[BEGIN Supplied material]

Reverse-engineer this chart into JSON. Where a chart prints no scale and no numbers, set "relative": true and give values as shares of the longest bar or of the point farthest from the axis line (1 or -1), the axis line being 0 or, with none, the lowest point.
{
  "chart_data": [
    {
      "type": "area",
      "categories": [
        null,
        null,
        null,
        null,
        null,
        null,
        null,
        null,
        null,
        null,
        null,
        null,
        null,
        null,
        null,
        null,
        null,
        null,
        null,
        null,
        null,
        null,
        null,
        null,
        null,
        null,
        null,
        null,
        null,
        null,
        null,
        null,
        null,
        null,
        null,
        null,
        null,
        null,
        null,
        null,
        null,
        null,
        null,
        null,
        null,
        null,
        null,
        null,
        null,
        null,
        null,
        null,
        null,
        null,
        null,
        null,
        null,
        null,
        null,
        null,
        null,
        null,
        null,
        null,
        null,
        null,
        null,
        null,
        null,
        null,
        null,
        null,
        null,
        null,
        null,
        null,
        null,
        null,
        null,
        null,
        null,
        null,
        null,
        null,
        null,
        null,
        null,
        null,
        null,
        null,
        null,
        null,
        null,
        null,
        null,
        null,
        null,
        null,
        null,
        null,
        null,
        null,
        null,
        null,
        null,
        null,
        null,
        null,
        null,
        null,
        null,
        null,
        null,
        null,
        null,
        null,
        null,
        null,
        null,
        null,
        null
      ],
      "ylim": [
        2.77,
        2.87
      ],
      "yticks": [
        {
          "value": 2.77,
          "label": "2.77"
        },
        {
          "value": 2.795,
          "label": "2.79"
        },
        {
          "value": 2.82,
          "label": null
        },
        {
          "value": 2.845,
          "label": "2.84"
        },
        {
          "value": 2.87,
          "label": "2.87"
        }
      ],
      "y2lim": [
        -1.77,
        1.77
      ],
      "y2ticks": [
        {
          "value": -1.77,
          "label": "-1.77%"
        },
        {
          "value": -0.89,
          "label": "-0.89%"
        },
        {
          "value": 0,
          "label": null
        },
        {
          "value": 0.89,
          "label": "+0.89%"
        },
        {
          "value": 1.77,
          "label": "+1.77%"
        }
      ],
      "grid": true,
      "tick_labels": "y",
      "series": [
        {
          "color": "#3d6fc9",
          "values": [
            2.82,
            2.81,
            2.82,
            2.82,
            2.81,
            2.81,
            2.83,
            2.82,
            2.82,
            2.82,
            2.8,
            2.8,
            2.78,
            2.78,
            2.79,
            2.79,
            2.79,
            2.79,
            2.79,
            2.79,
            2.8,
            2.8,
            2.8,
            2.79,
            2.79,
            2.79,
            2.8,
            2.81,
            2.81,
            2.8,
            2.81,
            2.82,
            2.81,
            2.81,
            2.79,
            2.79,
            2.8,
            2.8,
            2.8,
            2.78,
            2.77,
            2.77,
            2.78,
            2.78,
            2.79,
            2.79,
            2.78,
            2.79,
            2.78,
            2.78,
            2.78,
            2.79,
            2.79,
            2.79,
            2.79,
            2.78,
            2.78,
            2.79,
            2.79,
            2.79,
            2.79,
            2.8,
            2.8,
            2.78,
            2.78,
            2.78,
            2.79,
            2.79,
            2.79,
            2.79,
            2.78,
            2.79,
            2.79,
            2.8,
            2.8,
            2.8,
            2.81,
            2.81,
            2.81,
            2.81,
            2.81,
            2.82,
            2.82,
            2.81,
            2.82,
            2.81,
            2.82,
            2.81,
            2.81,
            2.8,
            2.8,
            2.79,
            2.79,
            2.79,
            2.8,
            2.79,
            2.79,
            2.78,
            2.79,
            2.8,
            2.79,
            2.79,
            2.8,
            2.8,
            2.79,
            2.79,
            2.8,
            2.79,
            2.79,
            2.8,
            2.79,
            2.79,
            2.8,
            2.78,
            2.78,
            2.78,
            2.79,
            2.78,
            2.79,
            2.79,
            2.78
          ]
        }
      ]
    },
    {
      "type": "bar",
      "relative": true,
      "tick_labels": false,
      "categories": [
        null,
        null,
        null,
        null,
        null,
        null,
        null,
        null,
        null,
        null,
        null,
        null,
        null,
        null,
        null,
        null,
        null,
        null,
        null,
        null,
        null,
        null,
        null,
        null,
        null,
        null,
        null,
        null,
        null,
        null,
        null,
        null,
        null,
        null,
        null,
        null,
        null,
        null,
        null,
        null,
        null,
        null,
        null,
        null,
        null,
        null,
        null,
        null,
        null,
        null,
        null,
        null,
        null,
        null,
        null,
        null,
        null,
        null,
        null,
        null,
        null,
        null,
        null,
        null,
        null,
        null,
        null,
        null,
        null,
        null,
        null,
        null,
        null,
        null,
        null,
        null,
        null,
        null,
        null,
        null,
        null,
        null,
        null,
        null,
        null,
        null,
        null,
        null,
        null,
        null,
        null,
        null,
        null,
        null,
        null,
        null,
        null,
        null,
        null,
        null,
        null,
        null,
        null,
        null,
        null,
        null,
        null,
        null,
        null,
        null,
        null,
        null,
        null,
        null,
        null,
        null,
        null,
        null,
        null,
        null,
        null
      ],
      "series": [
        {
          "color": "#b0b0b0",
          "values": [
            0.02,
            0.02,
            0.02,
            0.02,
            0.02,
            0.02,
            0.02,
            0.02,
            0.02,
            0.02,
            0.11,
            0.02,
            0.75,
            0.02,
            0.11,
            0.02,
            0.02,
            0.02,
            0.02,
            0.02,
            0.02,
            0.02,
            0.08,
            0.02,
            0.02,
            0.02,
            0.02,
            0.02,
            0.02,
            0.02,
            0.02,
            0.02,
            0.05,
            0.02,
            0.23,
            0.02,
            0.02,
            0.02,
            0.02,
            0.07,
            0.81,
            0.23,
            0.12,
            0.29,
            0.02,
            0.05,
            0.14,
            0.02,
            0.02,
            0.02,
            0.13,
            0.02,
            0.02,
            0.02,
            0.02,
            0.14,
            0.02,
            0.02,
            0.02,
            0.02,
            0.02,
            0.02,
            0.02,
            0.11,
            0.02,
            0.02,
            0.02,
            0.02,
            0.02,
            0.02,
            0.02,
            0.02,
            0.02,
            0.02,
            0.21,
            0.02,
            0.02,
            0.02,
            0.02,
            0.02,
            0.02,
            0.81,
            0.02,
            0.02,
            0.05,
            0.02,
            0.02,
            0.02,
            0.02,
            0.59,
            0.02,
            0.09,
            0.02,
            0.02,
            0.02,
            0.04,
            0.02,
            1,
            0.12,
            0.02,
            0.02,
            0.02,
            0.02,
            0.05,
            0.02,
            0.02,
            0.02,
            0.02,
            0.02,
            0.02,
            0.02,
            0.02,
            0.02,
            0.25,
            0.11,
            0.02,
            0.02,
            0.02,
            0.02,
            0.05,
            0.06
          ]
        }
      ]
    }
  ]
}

[END Supplied material]

- _Aim_
Pick out every line above that holds the word "true" and copy it.

- _Complete response_
Reverse-engineer this chart into JSON. Where a chart prints no scale and no numbers, set "relative": true and give values as shares of the longest bar or of the point farthest from the axis line (1 or -1), the axis line being 0 or, with none, the lowest point.
      "grid": true,
      "relative": true,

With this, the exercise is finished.